_DIRECTIONS_
Look for the string "word" and copy every line that has it.

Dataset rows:
%%

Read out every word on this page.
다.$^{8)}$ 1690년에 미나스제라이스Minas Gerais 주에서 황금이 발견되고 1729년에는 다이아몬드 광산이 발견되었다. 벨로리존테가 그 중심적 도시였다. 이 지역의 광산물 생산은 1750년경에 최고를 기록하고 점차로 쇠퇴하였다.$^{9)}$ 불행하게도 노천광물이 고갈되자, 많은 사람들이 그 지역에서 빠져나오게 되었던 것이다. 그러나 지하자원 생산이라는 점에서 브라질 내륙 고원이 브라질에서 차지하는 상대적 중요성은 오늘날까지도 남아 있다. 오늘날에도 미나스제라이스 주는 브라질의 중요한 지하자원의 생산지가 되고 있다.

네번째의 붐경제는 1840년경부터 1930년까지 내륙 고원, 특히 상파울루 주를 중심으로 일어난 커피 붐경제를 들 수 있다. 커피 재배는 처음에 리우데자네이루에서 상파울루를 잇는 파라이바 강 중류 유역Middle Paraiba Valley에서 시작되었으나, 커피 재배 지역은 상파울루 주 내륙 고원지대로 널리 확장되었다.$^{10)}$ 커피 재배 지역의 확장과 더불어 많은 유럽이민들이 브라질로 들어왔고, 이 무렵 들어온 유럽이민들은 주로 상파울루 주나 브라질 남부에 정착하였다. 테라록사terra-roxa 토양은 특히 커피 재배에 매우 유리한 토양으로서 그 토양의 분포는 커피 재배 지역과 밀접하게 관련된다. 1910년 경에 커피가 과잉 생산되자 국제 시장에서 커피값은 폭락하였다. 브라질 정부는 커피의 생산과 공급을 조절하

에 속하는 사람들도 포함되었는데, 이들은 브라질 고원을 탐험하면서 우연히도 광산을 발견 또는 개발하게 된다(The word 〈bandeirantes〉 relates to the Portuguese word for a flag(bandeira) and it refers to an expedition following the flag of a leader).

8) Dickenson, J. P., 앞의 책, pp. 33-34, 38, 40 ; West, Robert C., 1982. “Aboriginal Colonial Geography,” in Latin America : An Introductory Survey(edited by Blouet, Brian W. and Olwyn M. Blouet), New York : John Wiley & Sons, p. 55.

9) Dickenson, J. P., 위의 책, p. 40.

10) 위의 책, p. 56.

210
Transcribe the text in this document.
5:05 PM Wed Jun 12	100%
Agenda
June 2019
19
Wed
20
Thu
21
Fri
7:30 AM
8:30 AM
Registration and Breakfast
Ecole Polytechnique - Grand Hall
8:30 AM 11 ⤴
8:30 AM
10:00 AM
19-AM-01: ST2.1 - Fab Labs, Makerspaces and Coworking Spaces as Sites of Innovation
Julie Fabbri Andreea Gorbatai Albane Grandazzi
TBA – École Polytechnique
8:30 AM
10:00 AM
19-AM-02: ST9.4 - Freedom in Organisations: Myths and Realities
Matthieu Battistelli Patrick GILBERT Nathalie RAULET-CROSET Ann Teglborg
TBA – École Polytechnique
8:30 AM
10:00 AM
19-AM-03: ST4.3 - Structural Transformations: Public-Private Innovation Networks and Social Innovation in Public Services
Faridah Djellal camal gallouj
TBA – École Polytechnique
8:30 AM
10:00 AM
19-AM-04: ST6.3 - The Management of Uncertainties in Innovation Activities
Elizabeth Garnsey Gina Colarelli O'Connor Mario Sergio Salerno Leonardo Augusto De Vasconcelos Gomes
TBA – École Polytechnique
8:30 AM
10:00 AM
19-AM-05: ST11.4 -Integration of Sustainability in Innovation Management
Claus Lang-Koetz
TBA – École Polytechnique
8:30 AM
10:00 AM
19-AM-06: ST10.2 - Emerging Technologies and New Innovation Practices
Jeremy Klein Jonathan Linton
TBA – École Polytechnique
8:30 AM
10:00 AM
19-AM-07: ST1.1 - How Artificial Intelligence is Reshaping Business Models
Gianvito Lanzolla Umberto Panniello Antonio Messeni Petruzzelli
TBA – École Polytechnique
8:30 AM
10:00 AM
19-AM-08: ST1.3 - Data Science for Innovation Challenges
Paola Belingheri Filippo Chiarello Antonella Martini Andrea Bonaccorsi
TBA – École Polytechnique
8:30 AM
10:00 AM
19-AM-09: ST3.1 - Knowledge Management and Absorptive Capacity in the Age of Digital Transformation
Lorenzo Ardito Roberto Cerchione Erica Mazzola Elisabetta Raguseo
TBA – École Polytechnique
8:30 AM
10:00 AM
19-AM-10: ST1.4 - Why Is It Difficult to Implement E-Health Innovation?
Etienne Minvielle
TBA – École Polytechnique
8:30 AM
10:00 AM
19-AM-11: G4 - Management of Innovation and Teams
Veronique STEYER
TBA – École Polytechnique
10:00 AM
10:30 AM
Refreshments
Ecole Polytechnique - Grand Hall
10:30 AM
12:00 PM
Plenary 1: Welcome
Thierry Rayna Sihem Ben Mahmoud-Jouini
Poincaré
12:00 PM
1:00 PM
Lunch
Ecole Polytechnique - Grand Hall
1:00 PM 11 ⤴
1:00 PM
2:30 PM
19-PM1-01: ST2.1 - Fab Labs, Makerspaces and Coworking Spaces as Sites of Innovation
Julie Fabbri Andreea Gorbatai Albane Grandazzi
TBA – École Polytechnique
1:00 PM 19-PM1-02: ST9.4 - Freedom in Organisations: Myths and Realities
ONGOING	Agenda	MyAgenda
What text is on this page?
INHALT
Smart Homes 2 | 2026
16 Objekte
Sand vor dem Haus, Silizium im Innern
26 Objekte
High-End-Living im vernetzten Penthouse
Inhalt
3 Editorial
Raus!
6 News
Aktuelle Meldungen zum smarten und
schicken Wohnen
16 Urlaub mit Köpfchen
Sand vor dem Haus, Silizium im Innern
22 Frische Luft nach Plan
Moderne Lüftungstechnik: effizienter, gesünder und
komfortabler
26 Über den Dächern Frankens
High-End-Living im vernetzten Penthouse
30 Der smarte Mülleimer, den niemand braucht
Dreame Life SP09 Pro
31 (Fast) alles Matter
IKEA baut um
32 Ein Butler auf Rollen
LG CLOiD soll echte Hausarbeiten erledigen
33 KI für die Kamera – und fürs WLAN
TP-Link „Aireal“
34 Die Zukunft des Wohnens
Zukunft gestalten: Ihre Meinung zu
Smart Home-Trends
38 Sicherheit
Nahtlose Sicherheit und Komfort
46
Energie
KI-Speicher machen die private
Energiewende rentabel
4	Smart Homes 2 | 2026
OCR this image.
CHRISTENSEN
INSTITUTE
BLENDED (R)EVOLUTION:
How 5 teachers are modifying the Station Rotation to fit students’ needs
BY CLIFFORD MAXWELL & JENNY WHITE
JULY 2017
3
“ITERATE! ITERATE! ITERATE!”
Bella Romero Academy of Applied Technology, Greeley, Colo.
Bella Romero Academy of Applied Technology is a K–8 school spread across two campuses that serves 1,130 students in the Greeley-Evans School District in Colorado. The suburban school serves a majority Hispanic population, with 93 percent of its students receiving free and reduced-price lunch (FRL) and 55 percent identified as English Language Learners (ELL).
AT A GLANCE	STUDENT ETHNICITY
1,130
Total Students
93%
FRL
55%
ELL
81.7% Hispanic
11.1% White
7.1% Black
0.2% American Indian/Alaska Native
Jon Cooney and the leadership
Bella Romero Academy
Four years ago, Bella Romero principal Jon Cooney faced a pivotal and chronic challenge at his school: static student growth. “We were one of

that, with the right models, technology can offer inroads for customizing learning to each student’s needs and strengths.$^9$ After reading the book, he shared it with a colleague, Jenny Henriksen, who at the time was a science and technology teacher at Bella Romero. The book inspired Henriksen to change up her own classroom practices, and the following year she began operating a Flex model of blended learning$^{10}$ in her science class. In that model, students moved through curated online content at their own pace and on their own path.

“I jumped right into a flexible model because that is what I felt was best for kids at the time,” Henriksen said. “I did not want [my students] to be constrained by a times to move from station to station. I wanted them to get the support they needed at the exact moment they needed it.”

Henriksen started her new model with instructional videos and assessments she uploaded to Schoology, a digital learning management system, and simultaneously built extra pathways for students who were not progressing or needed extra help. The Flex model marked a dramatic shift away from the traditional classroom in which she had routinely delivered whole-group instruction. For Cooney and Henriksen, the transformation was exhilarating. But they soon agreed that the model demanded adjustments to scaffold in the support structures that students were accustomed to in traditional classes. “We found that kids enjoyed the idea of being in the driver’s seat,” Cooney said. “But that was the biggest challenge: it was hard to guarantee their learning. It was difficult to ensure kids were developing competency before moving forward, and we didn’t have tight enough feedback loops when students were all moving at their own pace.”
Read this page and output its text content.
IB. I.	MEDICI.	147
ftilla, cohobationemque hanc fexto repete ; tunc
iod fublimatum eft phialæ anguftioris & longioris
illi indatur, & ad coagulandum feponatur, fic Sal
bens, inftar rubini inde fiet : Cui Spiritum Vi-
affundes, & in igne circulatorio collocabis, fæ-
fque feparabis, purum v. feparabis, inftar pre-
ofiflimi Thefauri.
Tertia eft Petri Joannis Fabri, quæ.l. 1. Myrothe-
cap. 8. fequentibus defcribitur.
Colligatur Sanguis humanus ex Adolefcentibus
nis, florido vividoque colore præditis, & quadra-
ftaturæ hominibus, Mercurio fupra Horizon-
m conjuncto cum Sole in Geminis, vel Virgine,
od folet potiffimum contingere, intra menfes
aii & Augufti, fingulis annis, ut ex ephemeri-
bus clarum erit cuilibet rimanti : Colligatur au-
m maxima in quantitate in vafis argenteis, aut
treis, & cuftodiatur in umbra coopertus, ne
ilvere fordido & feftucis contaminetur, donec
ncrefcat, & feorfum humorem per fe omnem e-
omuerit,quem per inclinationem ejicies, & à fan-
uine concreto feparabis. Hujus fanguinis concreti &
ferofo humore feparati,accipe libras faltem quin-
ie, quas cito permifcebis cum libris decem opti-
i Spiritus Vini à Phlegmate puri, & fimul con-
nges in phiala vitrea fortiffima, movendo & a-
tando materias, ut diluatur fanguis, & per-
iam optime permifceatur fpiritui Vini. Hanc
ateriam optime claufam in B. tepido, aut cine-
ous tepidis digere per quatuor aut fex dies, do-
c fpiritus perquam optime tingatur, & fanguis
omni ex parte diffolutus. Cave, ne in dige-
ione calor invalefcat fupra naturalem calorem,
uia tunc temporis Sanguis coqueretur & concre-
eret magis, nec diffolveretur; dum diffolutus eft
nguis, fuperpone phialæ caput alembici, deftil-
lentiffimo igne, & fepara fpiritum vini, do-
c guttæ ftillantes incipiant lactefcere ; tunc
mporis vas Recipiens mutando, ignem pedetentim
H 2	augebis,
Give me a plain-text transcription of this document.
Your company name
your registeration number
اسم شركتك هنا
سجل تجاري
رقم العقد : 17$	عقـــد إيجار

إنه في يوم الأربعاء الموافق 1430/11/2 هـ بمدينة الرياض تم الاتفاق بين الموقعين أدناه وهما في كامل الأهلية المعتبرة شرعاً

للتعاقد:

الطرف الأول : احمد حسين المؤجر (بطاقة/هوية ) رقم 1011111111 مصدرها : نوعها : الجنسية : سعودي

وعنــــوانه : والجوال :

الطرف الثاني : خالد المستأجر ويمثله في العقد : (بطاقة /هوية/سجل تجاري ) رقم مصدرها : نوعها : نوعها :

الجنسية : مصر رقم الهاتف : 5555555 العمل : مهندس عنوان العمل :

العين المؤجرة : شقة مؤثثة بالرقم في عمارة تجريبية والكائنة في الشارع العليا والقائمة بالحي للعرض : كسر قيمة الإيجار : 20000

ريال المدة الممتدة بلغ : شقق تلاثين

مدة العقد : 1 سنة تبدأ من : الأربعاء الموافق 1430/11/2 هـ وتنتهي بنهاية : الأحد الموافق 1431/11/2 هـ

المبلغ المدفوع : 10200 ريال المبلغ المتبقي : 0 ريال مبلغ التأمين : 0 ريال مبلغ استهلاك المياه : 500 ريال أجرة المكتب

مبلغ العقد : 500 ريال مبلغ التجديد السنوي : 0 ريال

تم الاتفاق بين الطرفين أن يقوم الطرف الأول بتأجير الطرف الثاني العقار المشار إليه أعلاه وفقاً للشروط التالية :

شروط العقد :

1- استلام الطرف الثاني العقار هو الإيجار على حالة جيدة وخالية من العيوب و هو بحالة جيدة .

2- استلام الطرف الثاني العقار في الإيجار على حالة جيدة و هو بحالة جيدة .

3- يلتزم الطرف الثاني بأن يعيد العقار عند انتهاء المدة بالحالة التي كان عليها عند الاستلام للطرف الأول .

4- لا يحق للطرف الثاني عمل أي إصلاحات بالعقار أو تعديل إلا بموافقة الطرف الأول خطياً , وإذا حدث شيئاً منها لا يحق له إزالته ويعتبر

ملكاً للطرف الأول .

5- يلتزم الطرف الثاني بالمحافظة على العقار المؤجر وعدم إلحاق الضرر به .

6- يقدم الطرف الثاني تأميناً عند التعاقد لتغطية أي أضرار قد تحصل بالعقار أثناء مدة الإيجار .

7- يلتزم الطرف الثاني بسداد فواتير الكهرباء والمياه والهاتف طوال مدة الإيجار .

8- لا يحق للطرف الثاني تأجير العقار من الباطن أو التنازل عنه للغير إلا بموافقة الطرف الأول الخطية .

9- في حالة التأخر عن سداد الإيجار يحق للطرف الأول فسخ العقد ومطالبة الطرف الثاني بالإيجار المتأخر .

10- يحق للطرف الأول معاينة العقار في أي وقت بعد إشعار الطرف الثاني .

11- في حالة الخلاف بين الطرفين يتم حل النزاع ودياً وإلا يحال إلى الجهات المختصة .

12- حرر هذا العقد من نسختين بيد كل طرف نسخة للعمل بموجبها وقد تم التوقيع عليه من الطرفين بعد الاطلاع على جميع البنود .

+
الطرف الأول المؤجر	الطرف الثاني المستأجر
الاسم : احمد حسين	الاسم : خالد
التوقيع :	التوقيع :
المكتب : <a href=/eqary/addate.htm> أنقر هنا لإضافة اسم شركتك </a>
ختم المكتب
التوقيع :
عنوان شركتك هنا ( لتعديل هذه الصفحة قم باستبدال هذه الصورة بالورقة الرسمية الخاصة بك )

%%

_WRITTEN ANSWER_
Read out every word on this page.
에 속하는 사람들도 포함되었는데, 이들은 브라질 고원을 탐험하면서 우연히도 광산을 발견 또는 개발하게 된다(The word 〈bandeirantes〉 relates to the Portuguese word for a flag(bandeira) and it refers to an expedition following the flag of a leader).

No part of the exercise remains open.